§ Selected text

Answer 1

Drawings wont work in the question :)

Answer 2

eish k let me write it then

Answer 3

ok

Answer 4

Determine integral (with top part of it with e^3 and the bottom part of it e^2) of: In(In w)/wlog3w (this 3 its small and just slight below log) is

Answer 5

You can draw or use the Equation editor While replying :)
Hope someone will help you out!

Answer 6

\[\int\limits_{e^2}^{e^3}In(Inw)/wlog3w dw\]

Answer 7

i tried to type it

Answer 8

but the 3 in log is slight below the log, its not 3w, the 3 its slightly belowthe log

Answer 9

oh ok so log base 3

Answer 10

yes

Answer 11

ok first get rid of that log by using change of base
\[\rightarrow \log_{3}w = \frac{\ln w}{\ln 3} \]
simplify the integral
\[\rightarrow \ln 3\int\limits_{?}^{?}\frac{\ln (\ln w)}{w \ln w}dw\]

Answer 12

then make substitution
u = ln w
du = 1/w dw --> dw = w du

\[\rightarrow \ln 3\int\limits_{?}^{?} \frac{\ln u}{u}du\]

Answer 13

then use integration by parts:

x = ln u dv = 1/u
dx = 1/u v = ln u

\[\int\limits_{?}^{?} \frac{\ln u}{u}du = \ln^{2}u - \int\limits_{?}^{?} \frac{\ln u}{u}du\]
\[2\int\limits_{?}^{?} \frac{\ln u}{u}du = \ln^{2} u\]
\[\int\limits_{?}^{?} \frac{\ln u}{u}du = \frac{\ln^{2} u}{2}\]
sub back in for u and put limits in
\[\rightarrow \ln 3(\frac{\ln^{2} (\ln w)}{2}) from e^{3} \to e^{2}\]

Answer 14

i get about 0.4

Answer 15

thank you i see, i never knew about intergration by parts

Answer 16

do you mind explaining to me how it works

Answer 17

welcome, sure

anytime you have a product of 2 functions, you can use integration by parts
\[\int\limits_{}^{}f(x)g(x) dx\]
assign either f or g as u and the other as dv, where u and v are functions of x
this leads to the equation:
\[\int\limits_{}^{}u dv = uv -\int\limits_{}^{}v du\]
so to use the equation you must find du and v
lets say u = f(x) then du = f'(x)
then dv = g(x) and v = integral g(x)

Answer 18

here is an example:
\[\int\limits_{}^{}xe^{x}dx\]
u = x dv = e^x
du = dx v = e^x
\[\int\limits\limits_{}^{}xe^{x}dx = xe^{x}-\int\limits_{}^{}e^{x} dx\]

Answer 19

k even if both function are are in the division format? e.g. \[e^xdivx\]

Answer 20

u can still use the the formula?

Answer 21

yes, but one of the functions would be 1/x

u = e^x dv = 1/x
du = e^x v = ln x

notice this will not help much though
actually integral e^x/x can't be done using regular methods but in general yes even division can be represented as product of 2 functions

Answer 22

oh k see i get it, thank you, Be blessed

§ Source excerpt
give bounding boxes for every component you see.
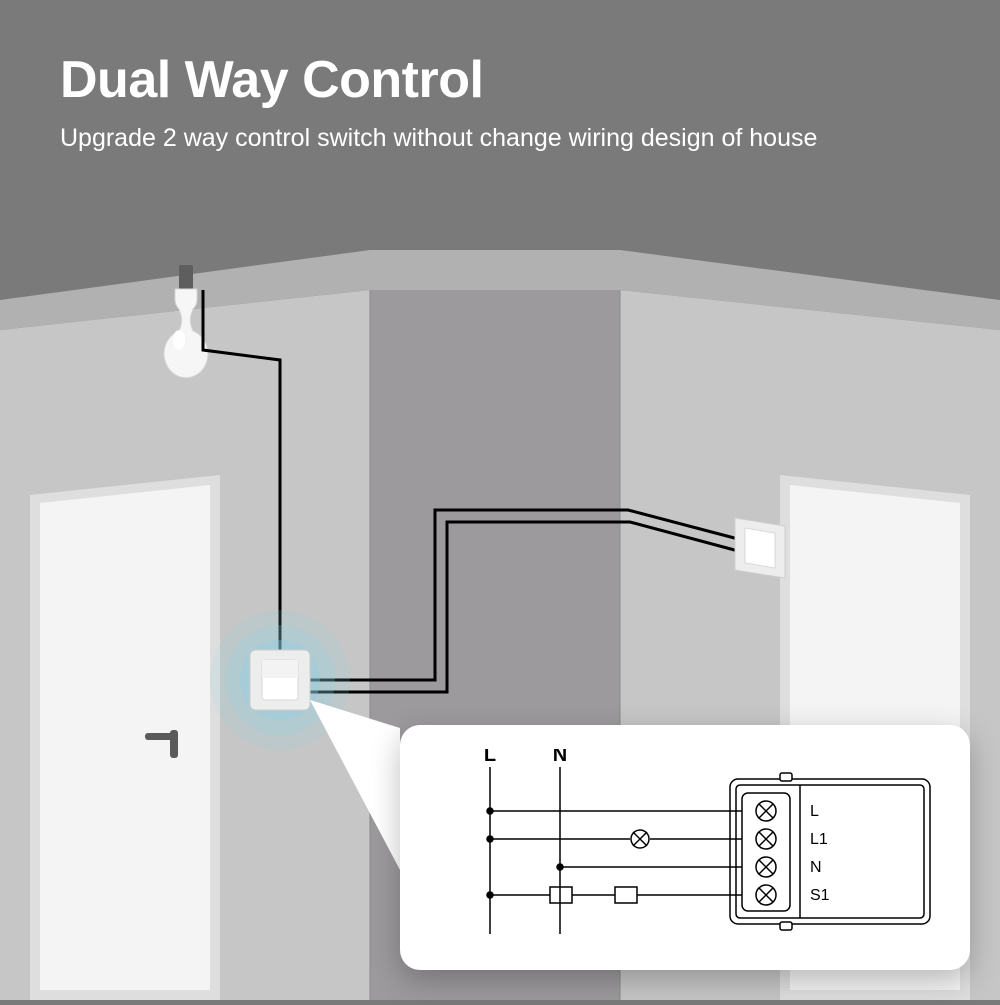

§ Exercises to complete
1. According to the integration thread, when can integration by parts be used?
2. Please output the passage of the integration thread that begins at the words "eish k let me" and stops after "While replying :)".

§ Results of the tasks
1. Anytime you have a product of two functions.

2.
eish k let me write it then

Answer 3

ok

Answer 4

Determine integral (with top part of it with e^3 and the bottom part of it e^2) of: In(In w)/wlog3w (this 3 its small and just slight below log) is

Answer 5

You can draw or use the Equation editor While replying :)